### What the task requires
Set out each line from the following listing that includes the word "screenshot".

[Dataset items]
= = =

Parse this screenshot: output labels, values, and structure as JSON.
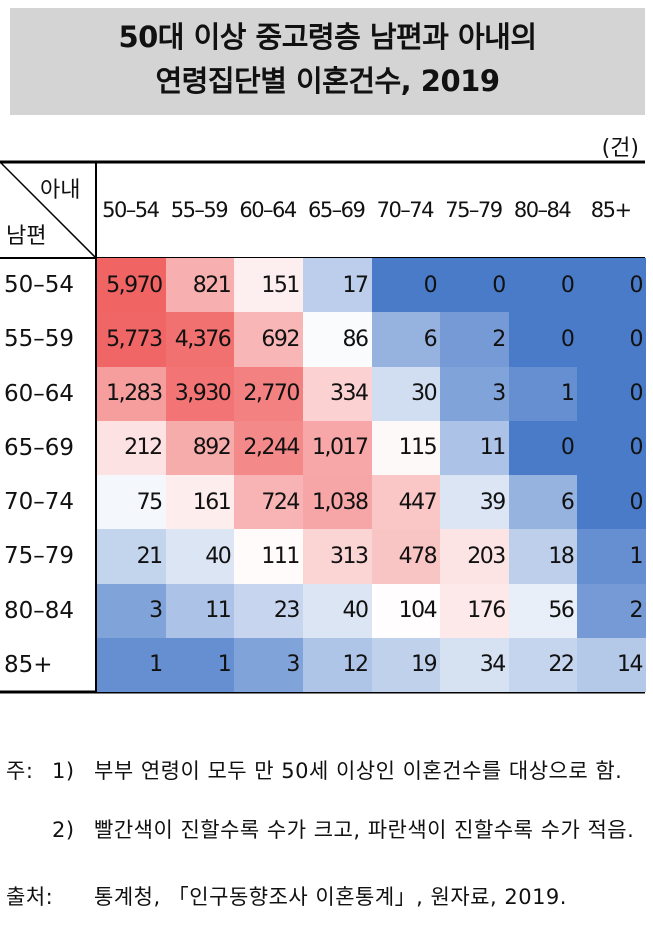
{
  "title": [
    "50대 이상 중고령층 남편과 아내의",
    "연령집단별 이혼건수, 2019"
  ],
  "unit": "(건)",
  "table": {
    "corner_col": "아내",
    "corner_row": "남편",
    "columns": [
      "50–54",
      "55–59",
      "60–64",
      "65–69",
      "70–74",
      "75–79",
      "80–84",
      "85+"
    ],
    "rows": [
      {
        "label": "50–54",
        "cells": [
          "5,970",
          "821",
          "151",
          "17",
          "0",
          "0",
          "0",
          "0"
        ]
      },
      {
        "label": "55–59",
        "cells": [
          "5,773",
          "4,376",
          "692",
          "86",
          "6",
          "2",
          "0",
          "0"
        ]
      },
      {
        "label": "60–64",
        "cells": [
          "1,283",
          "3,930",
          "2,770",
          "334",
          "30",
          "3",
          "1",
          "0"
        ]
      },
      {
        "label": "65–69",
        "cells": [
          "212",
          "892",
          "2,244",
          "1,017",
          "115",
          "11",
          "0",
          "0"
        ]
      },
      {
        "label": "70–74",
        "cells": [
          "75",
          "161",
          "724",
          "1,038",
          "447",
          "39",
          "6",
          "0"
        ]
      },
      {
        "label": "75–79",
        "cells": [
          "21",
          "40",
          "111",
          "313",
          "478",
          "203",
          "18",
          "1"
        ]
      },
      {
        "label": "80–84",
        "cells": [
          "3",
          "11",
          "23",
          "40",
          "104",
          "176",
          "56",
          "2"
        ]
      },
      {
        "label": "85+",
        "cells": [
          "1",
          "1",
          "3",
          "12",
          "19",
          "34",
          "22",
          "14"
        ]
      }
    ]
  },
  "notes": {
    "label": "주:",
    "items": [
      {
        "num": "1)",
        "text": "부부 연령이 모두 만 50세 이상인 이혼건수를 대상으로 함."
      },
      {
        "num": "2)",
        "text": "빨간색이 진할수록 수가 크고, 파란색이 진할수록 수가 적음."
      }
    ]
  },
  "source": {
    "label": "출처:",
    "text": "통계청, 「인구동향조사 이혼통계」, 원자료, 2019."
  }
}
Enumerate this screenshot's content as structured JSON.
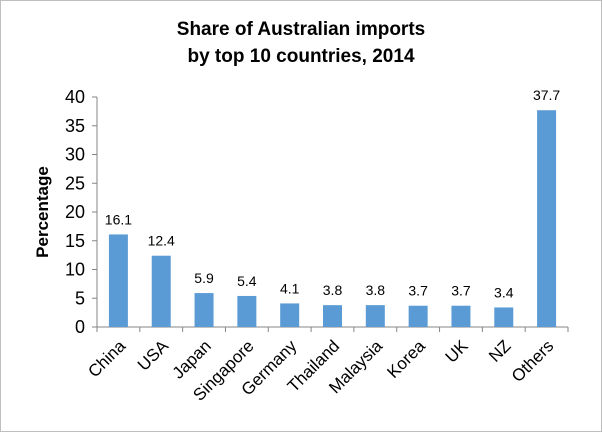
{
  "chart_data": {
    "type": "bar",
    "title_lines": [
      "Share of Australian imports",
      "by top 10 countries, 2014"
    ],
    "xlabel": "",
    "ylabel": "Percentage",
    "ylim": [
      0,
      40
    ],
    "yticks": [
      "0",
      "5",
      "10",
      "15",
      "20",
      "25",
      "30",
      "35",
      "40"
    ],
    "categories": [
      "China",
      "USA",
      "Japan",
      "Singapore",
      "Germany",
      "Thailand",
      "Malaysia",
      "Korea",
      "UK",
      "NZ",
      "Others"
    ],
    "values": [
      16.1,
      12.4,
      5.9,
      5.4,
      4.1,
      3.8,
      3.8,
      3.7,
      3.7,
      3.4,
      37.7
    ],
    "value_labels": [
      "16.1",
      "12.4",
      "5.9",
      "5.4",
      "4.1",
      "3.8",
      "3.8",
      "3.7",
      "3.7",
      "3.4",
      "37.7"
    ],
    "bar_color": "#5b9bd5",
    "grid": false,
    "legend": "none"
  }
}
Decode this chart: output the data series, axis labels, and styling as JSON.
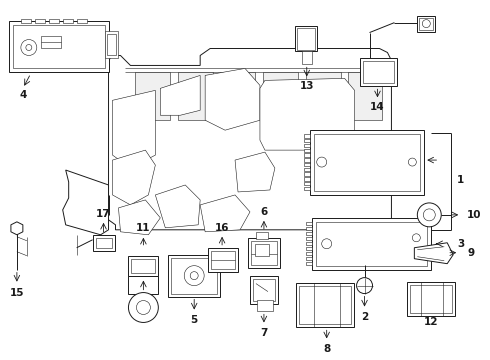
{
  "background": "#ffffff",
  "line_color": "#1a1a1a",
  "text_color": "#000000",
  "lw": 0.7,
  "lt": 0.4,
  "fs": 7.5
}
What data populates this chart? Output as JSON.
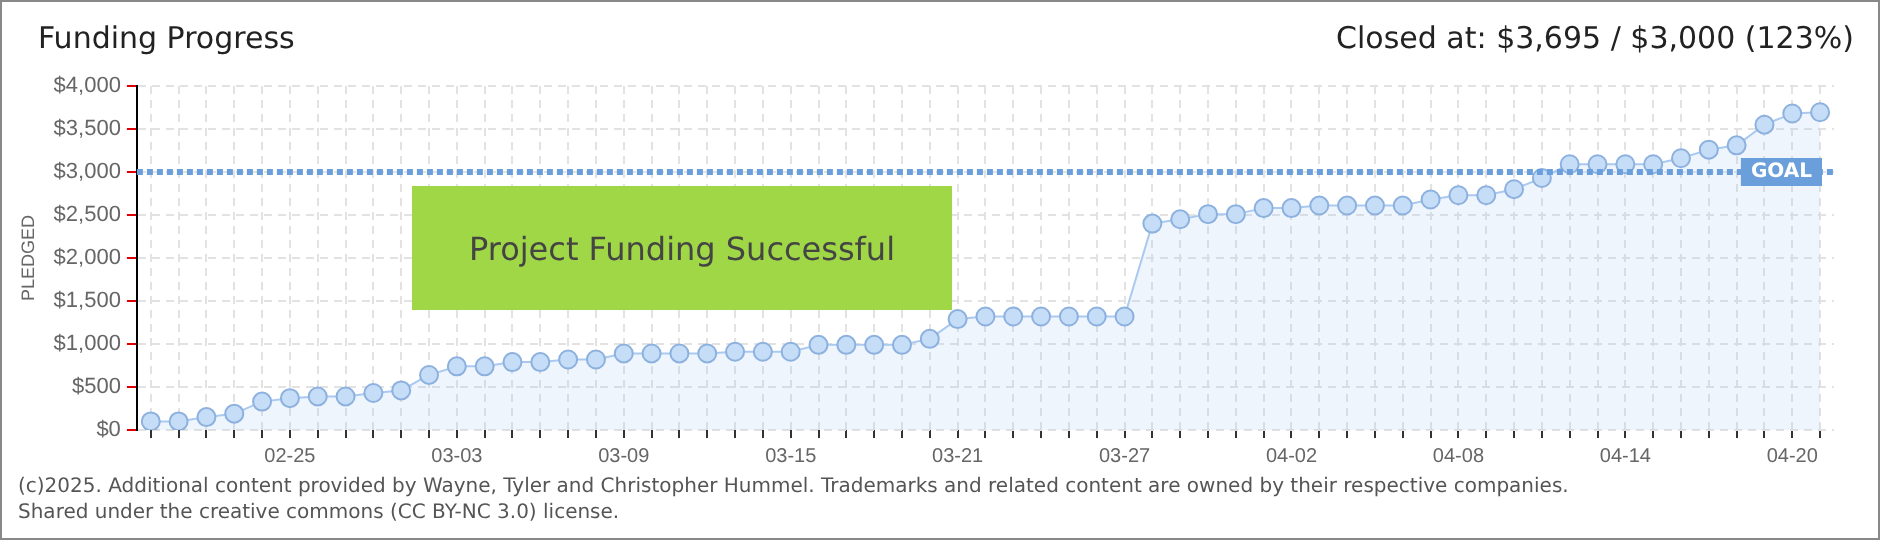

= = =

### Full solution
Parse this screenshot: output labels, values, and structure as JSON.
Enumerate this screenshot's content as structured JSON.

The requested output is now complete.